Recorded data:

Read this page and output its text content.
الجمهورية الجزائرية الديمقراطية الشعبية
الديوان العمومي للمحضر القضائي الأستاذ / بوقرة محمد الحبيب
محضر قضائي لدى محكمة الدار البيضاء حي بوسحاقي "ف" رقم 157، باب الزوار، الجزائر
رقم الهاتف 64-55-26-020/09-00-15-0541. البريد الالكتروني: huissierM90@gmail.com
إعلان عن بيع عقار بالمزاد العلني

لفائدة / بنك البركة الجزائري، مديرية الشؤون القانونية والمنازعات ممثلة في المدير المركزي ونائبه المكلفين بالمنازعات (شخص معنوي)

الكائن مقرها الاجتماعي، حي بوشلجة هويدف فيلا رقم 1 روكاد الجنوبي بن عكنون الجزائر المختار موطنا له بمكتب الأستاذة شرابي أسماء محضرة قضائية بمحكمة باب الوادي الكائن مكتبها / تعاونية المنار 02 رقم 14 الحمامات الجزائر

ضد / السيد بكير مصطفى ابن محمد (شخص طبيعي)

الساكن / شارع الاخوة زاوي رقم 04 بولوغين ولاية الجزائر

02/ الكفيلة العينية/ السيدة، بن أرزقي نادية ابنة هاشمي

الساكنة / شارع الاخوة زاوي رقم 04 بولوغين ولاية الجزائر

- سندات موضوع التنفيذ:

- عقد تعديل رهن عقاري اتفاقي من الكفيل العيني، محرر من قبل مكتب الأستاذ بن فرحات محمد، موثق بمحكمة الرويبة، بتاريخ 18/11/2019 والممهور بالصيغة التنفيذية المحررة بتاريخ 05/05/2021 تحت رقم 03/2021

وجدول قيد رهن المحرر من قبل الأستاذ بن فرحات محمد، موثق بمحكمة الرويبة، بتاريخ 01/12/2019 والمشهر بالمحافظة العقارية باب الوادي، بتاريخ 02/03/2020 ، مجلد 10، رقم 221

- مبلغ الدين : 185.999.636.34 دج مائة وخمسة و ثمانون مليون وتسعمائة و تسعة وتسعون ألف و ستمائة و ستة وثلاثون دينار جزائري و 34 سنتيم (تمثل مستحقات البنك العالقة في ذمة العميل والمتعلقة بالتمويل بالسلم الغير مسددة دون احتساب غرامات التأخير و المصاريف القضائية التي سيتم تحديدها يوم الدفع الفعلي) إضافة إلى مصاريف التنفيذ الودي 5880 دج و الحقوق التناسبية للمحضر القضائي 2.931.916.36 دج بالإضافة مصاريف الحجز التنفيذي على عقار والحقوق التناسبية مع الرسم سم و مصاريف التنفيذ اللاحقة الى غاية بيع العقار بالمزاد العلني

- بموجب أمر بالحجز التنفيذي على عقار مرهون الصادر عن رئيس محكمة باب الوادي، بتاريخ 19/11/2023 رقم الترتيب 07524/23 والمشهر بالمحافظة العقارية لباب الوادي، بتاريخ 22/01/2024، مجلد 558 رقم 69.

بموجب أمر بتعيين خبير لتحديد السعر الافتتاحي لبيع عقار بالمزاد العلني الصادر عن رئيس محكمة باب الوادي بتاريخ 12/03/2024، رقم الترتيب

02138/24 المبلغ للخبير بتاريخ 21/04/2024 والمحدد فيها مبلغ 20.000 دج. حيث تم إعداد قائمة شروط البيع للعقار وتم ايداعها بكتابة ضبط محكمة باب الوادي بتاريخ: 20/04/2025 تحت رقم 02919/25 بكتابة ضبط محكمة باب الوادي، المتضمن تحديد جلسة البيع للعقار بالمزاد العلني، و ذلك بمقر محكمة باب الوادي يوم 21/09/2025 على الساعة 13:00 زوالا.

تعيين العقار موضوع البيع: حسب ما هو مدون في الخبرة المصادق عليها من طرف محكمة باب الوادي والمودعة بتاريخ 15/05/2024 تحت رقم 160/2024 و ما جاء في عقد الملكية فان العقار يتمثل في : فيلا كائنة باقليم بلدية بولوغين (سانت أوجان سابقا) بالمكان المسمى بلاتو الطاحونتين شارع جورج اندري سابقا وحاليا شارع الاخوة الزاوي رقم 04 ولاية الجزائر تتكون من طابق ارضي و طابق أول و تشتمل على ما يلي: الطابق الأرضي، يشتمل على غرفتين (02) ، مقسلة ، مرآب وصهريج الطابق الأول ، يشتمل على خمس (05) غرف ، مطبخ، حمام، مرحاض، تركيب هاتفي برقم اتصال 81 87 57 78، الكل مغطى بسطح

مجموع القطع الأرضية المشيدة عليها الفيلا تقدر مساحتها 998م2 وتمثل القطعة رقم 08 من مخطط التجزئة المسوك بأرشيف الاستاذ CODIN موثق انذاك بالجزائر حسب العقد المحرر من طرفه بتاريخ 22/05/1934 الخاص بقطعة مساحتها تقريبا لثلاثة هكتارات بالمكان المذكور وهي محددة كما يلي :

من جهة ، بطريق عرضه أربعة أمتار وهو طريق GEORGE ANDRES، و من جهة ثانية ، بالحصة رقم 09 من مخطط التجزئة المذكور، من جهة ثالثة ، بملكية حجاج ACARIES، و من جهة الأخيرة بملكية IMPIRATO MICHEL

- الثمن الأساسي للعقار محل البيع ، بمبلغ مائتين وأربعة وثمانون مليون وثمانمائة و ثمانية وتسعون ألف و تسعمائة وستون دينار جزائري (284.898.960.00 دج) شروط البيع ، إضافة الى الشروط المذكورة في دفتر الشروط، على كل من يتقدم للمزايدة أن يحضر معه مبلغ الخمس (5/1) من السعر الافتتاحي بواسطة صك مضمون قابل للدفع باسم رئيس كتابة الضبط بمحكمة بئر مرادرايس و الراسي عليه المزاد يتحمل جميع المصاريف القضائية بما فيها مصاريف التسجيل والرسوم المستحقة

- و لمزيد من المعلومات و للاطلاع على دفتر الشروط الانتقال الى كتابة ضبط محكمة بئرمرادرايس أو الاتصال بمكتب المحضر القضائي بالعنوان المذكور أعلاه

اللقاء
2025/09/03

Aim:
Locate the word "شارع" in the data above. Copy every line carrying it.

Written response:
الساكن / شارع الاخوة زاوي رقم 04 بولوغين ولاية الجزائر
الساكنة / شارع الاخوة زاوي رقم 04 بولوغين ولاية الجزائر
تعيين العقار موضوع البيع: حسب ما هو مدون في الخبرة المصادق عليها من طرف محكمة باب الوادي والمودعة بتاريخ 15/05/2024 تحت رقم 160/2024 و ما جاء في عقد الملكية فان العقار يتمثل في : فيلا كائنة باقليم بلدية بولوغين (سانت أوجان سابقا) بالمكان المسمى بلاتو الطاحونتين شارع جورج اندري سابقا وحاليا شارع الاخوة الزاوي رقم 04 ولاية الجزائر تتكون من طابق ارضي و طابق أول و تشتمل على ما يلي: الطابق الأرضي، يشتمل على غرفتين (02) ، مقسلة ، مرآب وصهريج الطابق الأول ، يشتمل على خمس (05) غرف ، مطبخ، حمام، مرحاض، تركيب هاتفي برقم اتصال 81 87 57 78، الكل مغطى بسطح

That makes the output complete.